━━━ INPUT ROWS
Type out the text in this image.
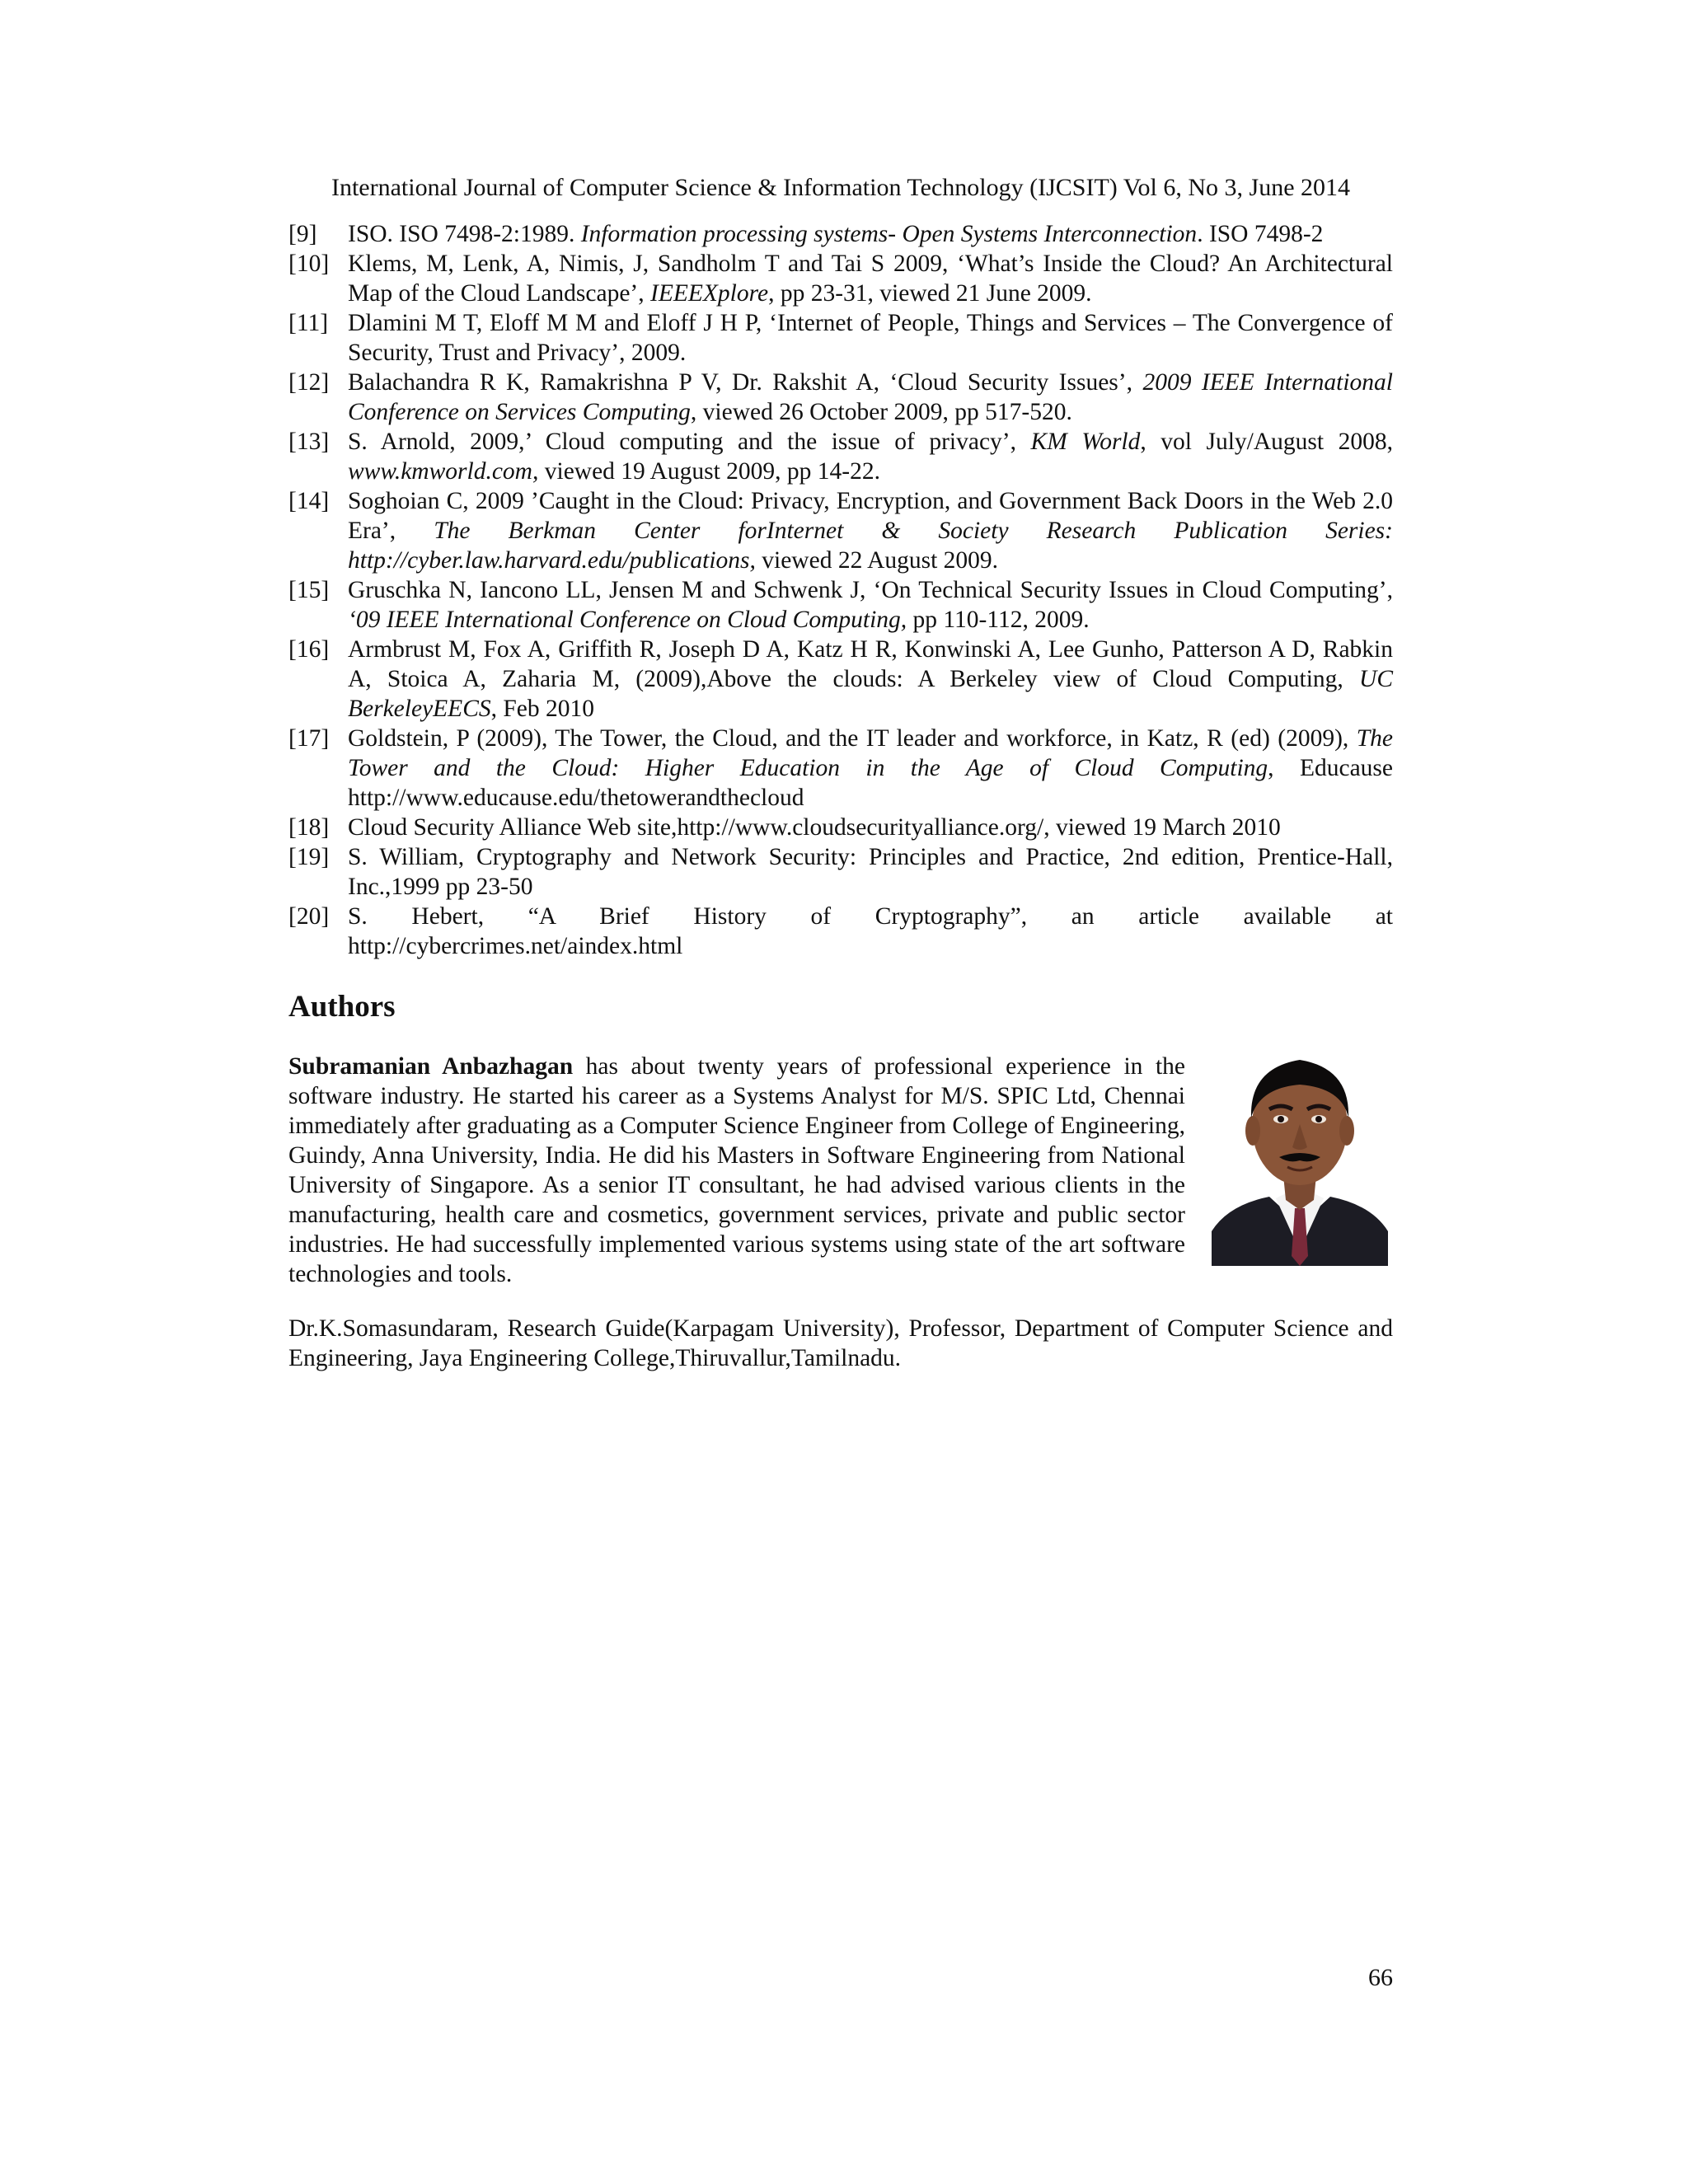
International Journal of Computer Science & Information Technology (IJCSIT) Vol 6, No 3, June 2014
[9]	ISO. ISO 7498-2:1989. Information processing systems- Open Systems Interconnection. ISO 7498-2
[10] Klems, M, Lenk, A, Nimis, J, Sandholm T and Tai S 2009, ‘What’s Inside the Cloud? An Architectural Map of the Cloud Landscape’, IEEEXplore, pp 23-31, viewed 21 June 2009.
[11] Dlamini M T, Eloff M M and Eloff J H P, ‘Internet of People, Things and Services – The Convergence of Security, Trust and Privacy’, 2009.
[12] Balachandra R K, Ramakrishna P V, Dr. Rakshit A, ‘Cloud Security Issues’, 2009 IEEE International Conference on Services Computing, viewed 26 October 2009, pp 517-520.
[13] S. Arnold, 2009,’ Cloud computing and the issue of privacy’, KM World, vol July/August 2008, www.kmworld.com, viewed 19 August 2009, pp 14-22.
[14] Soghoian C, 2009 ’Caught in the Cloud: Privacy, Encryption, and Government Back Doors in the Web 2.0 Era’, The Berkman Center forInternet & Society Research Publication Series: http://cyber.law.harvard.edu/publications, viewed 22 August 2009.
[15] Gruschka N, Iancono LL, Jensen M and Schwenk J, ‘On Technical Security Issues in Cloud Computing’, ‘09 IEEE International Conference on Cloud Computing, pp 110-112, 2009.
[16] Armbrust M, Fox A, Griffith R, Joseph D A, Katz H R, Konwinski A, Lee Gunho, Patterson A D, Rabkin A, Stoica A, Zaharia M, (2009),Above the clouds: A Berkeley view of Cloud Computing, UC BerkeleyEECS, Feb 2010
[17] Goldstein, P (2009), The Tower, the Cloud, and the IT leader and workforce, in Katz, R (ed) (2009), The Tower and the Cloud: Higher Education in the Age of Cloud Computing, Educause http://www.educause.edu/thetowerandthecloud
[18] Cloud Security Alliance Web site,http://www.cloudsecurityalliance.org/, viewed 19 March 2010
[19] S. William, Cryptography and Network Security: Principles and Practice, 2nd edition, Prentice-Hall, Inc.,1999 pp 23-50
[20] S. Hebert, “A Brief History of Cryptography”, an article available at
http://cybercrimes.net/aindex.html
Authors
Subramanian Anbazhagan has about twenty years of professional experience in the software industry. He started his career as a Systems Analyst for M/S. SPIC Ltd, Chennai immediately after graduating as a Computer Science Engineer from College of Engineering, Guindy, Anna University, India. He did his Masters in Software Engineering from National University of Singapore. As a senior IT consultant, he had advised various clients in the manufacturing, health care and cosmetics, government services, private and public sector industries. He had successfully implemented various systems using state of the art software technologies and tools.
Dr.K.Somasundaram, Research Guide(Karpagam University), Professor, Department of Computer Science and Engineering, Jaya Engineering College,Thiruvallur,Tamilnadu.
66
━━━━━━
**TASK:** Do not include the images; transcribe the rest of the listing exactly.

**RESULT:**
Type out the text in this image.
International Journal of Computer Science & Information Technology (IJCSIT) Vol 6, No 3, June 2014
[9]	ISO. ISO 7498-2:1989. Information processing systems- Open Systems Interconnection. ISO 7498-2
[10] Klems, M, Lenk, A, Nimis, J, Sandholm T and Tai S 2009, ‘What’s Inside the Cloud? An Architectural Map of the Cloud Landscape’, IEEEXplore, pp 23-31, viewed 21 June 2009.
[11] Dlamini M T, Eloff M M and Eloff J H P, ‘Internet of People, Things and Services – The Convergence of Security, Trust and Privacy’, 2009.
[12] Balachandra R K, Ramakrishna P V, Dr. Rakshit A, ‘Cloud Security Issues’, 2009 IEEE International Conference on Services Computing, viewed 26 October 2009, pp 517-520.
[13] S. Arnold, 2009,’ Cloud computing and the issue of privacy’, KM World, vol July/August 2008, www.kmworld.com, viewed 19 August 2009, pp 14-22.
[14] Soghoian C, 2009 ’Caught in the Cloud: Privacy, Encryption, and Government Back Doors in the Web 2.0 Era’, The Berkman Center forInternet & Society Research Publication Series: http://cyber.law.harvard.edu/publications, viewed 22 August 2009.
[15] Gruschka N, Iancono LL, Jensen M and Schwenk J, ‘On Technical Security Issues in Cloud Computing’, ‘09 IEEE International Conference on Cloud Computing, pp 110-112, 2009.
[16] Armbrust M, Fox A, Griffith R, Joseph D A, Katz H R, Konwinski A, Lee Gunho, Patterson A D, Rabkin A, Stoica A, Zaharia M, (2009),Above the clouds: A Berkeley view of Cloud Computing, UC BerkeleyEECS, Feb 2010
[17] Goldstein, P (2009), The Tower, the Cloud, and the IT leader and workforce, in Katz, R (ed) (2009), The Tower and the Cloud: Higher Education in the Age of Cloud Computing, Educause http://www.educause.edu/thetowerandthecloud
[18] Cloud Security Alliance Web site,http://www.cloudsecurityalliance.org/, viewed 19 March 2010
[19] S. William, Cryptography and Network Security: Principles and Practice, 2nd edition, Prentice-Hall, Inc.,1999 pp 23-50
[20] S. Hebert, “A Brief History of Cryptography”, an article available at
http://cybercrimes.net/aindex.html
Authors
Subramanian Anbazhagan has about twenty years of professional experience in the software industry. He started his career as a Systems Analyst for M/S. SPIC Ltd, Chennai immediately after graduating as a Computer Science Engineer from College of Engineering, Guindy, Anna University, India. He did his Masters in Software Engineering from National University of Singapore. As a senior IT consultant, he had advised various clients in the manufacturing, health care and cosmetics, government services, private and public sector industries. He had successfully implemented various systems using state of the art software technologies and tools.
Dr.K.Somasundaram, Research Guide(Karpagam University), Professor, Department of Computer Science and Engineering, Jaya Engineering College,Thiruvallur,Tamilnadu.
66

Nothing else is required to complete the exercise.